# Stored records start
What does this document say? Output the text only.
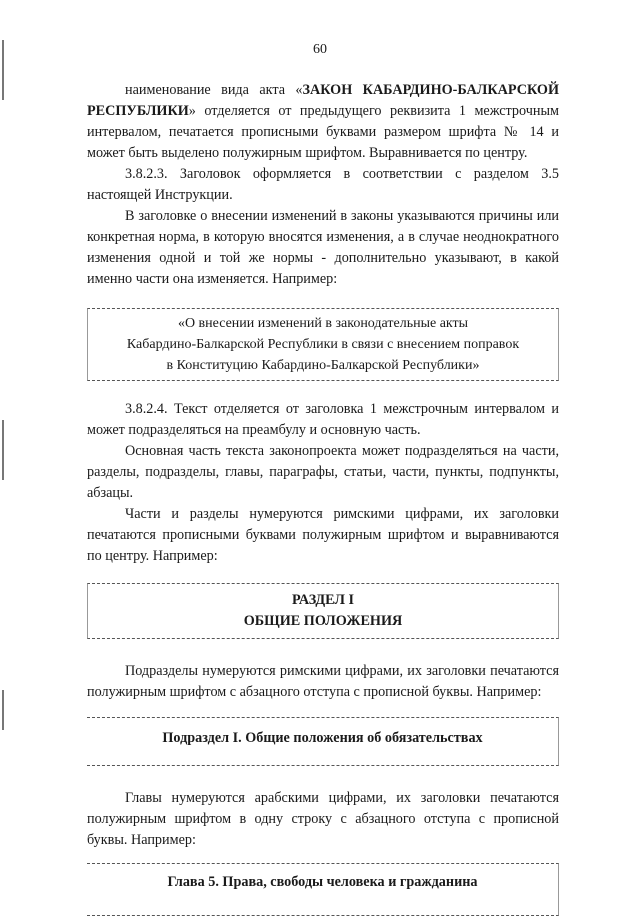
60

наименование вида акта «ЗАКОН КАБАРДИНО-БАЛКАРСКОЙ РЕСПУБЛИКИ» отделяется от предыдущего реквизита 1 межстрочным интервалом, печатается прописными буквами размером шрифта № 14 и может быть выделено полужирным шрифтом. Выравнивается по центру.

3.8.2.3. Заголовок оформляется в соответствии с разделом 3.5 настоящей Инструкции.

В заголовке о внесении изменений в законы указываются причины или конкретная норма, в которую вносятся изменения, а в случае неоднократного изменения одной и той же нормы - дополнительно указывают, в какой именно части она изменяется. Например:

«О внесении изменений в законодательные акты
Кабардино-Балкарской Республики в связи с внесением поправок
в Конституцию Кабардино-Балкарской Республики»

3.8.2.4. Текст отделяется от заголовка 1 межстрочным интервалом и может подразделяться на преамбулу и основную часть.

Основная часть текста законопроекта может подразделяться на части, разделы, подразделы, главы, параграфы, статьи, части, пункты, подпункты, абзацы.

Части и разделы нумеруются римскими цифрами, их заголовки печатаются прописными буквами полужирным шрифтом и выравниваются по центру. Например:

РАЗДЕЛ I
ОБЩИЕ ПОЛОЖЕНИЯ

Подразделы нумеруются римскими цифрами, их заголовки печатаются полужирным шрифтом с абзацного отступа с прописной буквы. Например:

Подраздел I. Общие положения об обязательствах

Главы нумеруются арабскими цифрами, их заголовки печатаются полужирным шрифтом в одну строку с абзацного отступа с прописной буквы. Например:

Глава 5. Права, свободы человека и гражданина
# Stored records end
● Goal: Which lines hold the word "буквы"? Return all of them from the records above.

● Task result:
Подразделы нумеруются римскими цифрами, их заголовки печатаются полужирным шрифтом с абзацного отступа с прописной буквы. Например:
Главы нумеруются арабскими цифрами, их заголовки печатаются полужирным шрифтом в одну строку с абзацного отступа с прописной буквы. Например:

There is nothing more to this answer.